begin WORKING DATA

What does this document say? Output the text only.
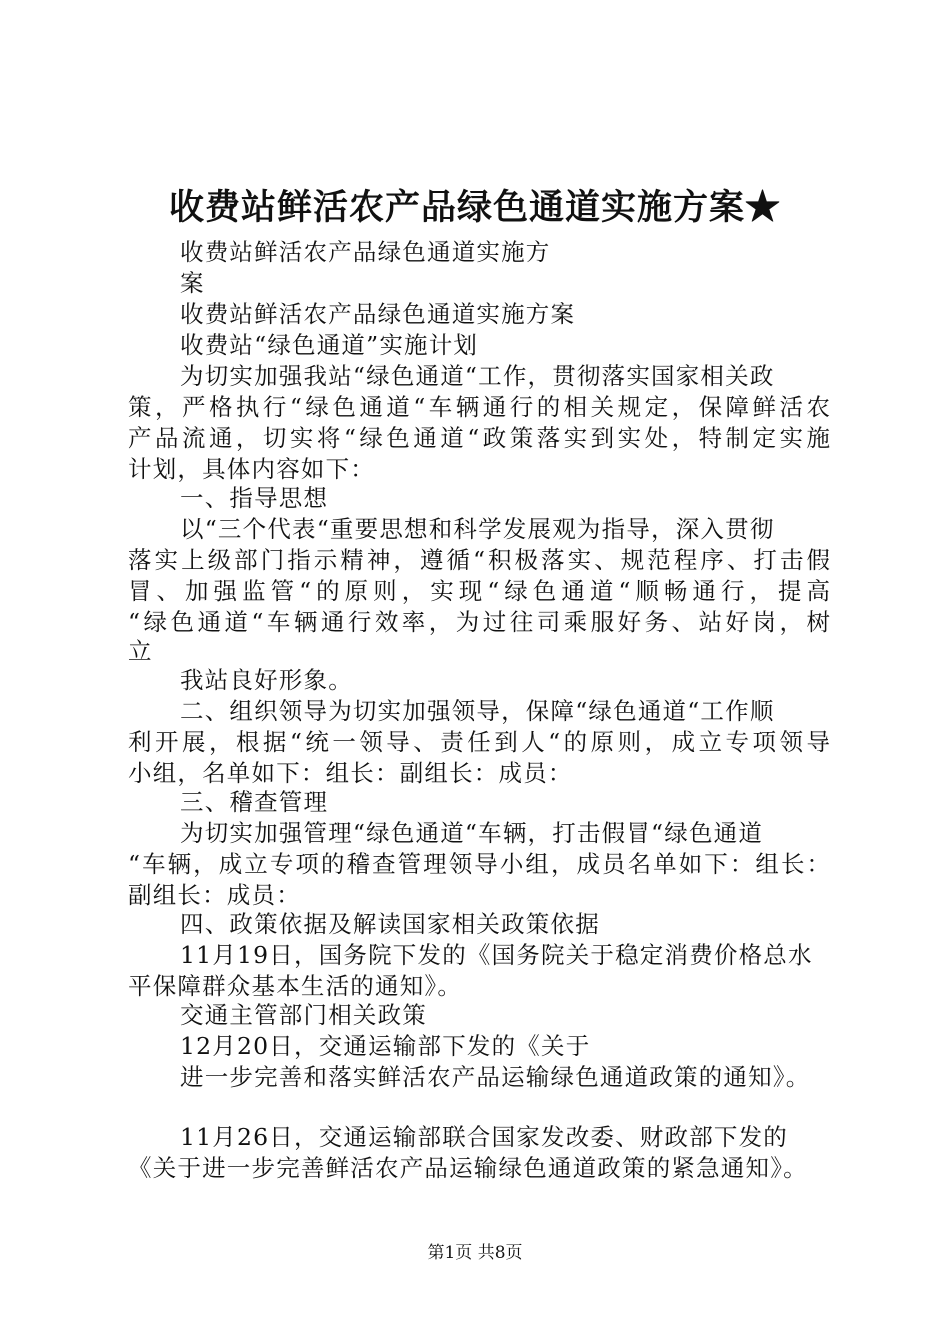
收费站鲜活农产品绿色通道实施方案★
收费站鲜活农产品绿色通道实施方
案
收费站鲜活农产品绿色通道实施方案
收费站“绿色通道”实施计划
为切实加强我站“绿色通道“工作，贯彻落实国家相关政
策，严格执行“绿色通道“车辆通行的相关规定，保障鲜活农
产品流通，切实将“绿色通道“政策落实到实处，特制定实施
计划，具体内容如下：
一、指导思想
以“三个代表“重要思想和科学发展观为指导，深入贯彻
落实上级部门指示精神，遵循“积极落实、规范程序、打击假
冒、加强监管“的原则，实现“绿色通道“顺畅通行，提高
“绿色通道“车辆通行效率，为过往司乘服好务、站好岗，树
立
我站良好形象。
二、组织领导为切实加强领导，保障“绿色通道“工作顺
利开展，根据“统一领导、责任到人“的原则，成立专项领导
小组，名单如下：组长：副组长：成员：
三、稽查管理
为切实加强管理“绿色通道“车辆，打击假冒“绿色通道
“车辆，成立专项的稽查管理领导小组，成员名单如下：组长：
副组长：成员：
四、政策依据及解读国家相关政策依据
11月19日，国务院下发的《国务院关于稳定消费价格总水
平保障群众基本生活的通知》。
交通主管部门相关政策
12月20日，交通运输部下发的《关于
进一步完善和落实鲜活农产品运输绿色通道政策的通知》。
11月26日，交通运输部联合国家发改委、财政部下发的
《关于进一步完善鲜活农产品运输绿色通道政策的紧急通知》。
第1页 共8页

end WORKING DATA

THE EXERCISE: Reproduce the full listing above verbatim, with no pictures included.

SOLUTION TO THE EXERCISE:
What does this document say? Output the text only.
收费站鲜活农产品绿色通道实施方案★
收费站鲜活农产品绿色通道实施方
案
收费站鲜活农产品绿色通道实施方案
收费站“绿色通道”实施计划
为切实加强我站“绿色通道“工作，贯彻落实国家相关政
策，严格执行“绿色通道“车辆通行的相关规定，保障鲜活农
产品流通，切实将“绿色通道“政策落实到实处，特制定实施
计划，具体内容如下：
一、指导思想
以“三个代表“重要思想和科学发展观为指导，深入贯彻
落实上级部门指示精神，遵循“积极落实、规范程序、打击假
冒、加强监管“的原则，实现“绿色通道“顺畅通行，提高
“绿色通道“车辆通行效率，为过往司乘服好务、站好岗，树
立
我站良好形象。
二、组织领导为切实加强领导，保障“绿色通道“工作顺
利开展，根据“统一领导、责任到人“的原则，成立专项领导
小组，名单如下：组长：副组长：成员：
三、稽查管理
为切实加强管理“绿色通道“车辆，打击假冒“绿色通道
“车辆，成立专项的稽查管理领导小组，成员名单如下：组长：
副组长：成员：
四、政策依据及解读国家相关政策依据
11月19日，国务院下发的《国务院关于稳定消费价格总水
平保障群众基本生活的通知》。
交通主管部门相关政策
12月20日，交通运输部下发的《关于
进一步完善和落实鲜活农产品运输绿色通道政策的通知》。
11月26日，交通运输部联合国家发改委、财政部下发的
《关于进一步完善鲜活农产品运输绿色通道政策的紧急通知》。
第1页 共8页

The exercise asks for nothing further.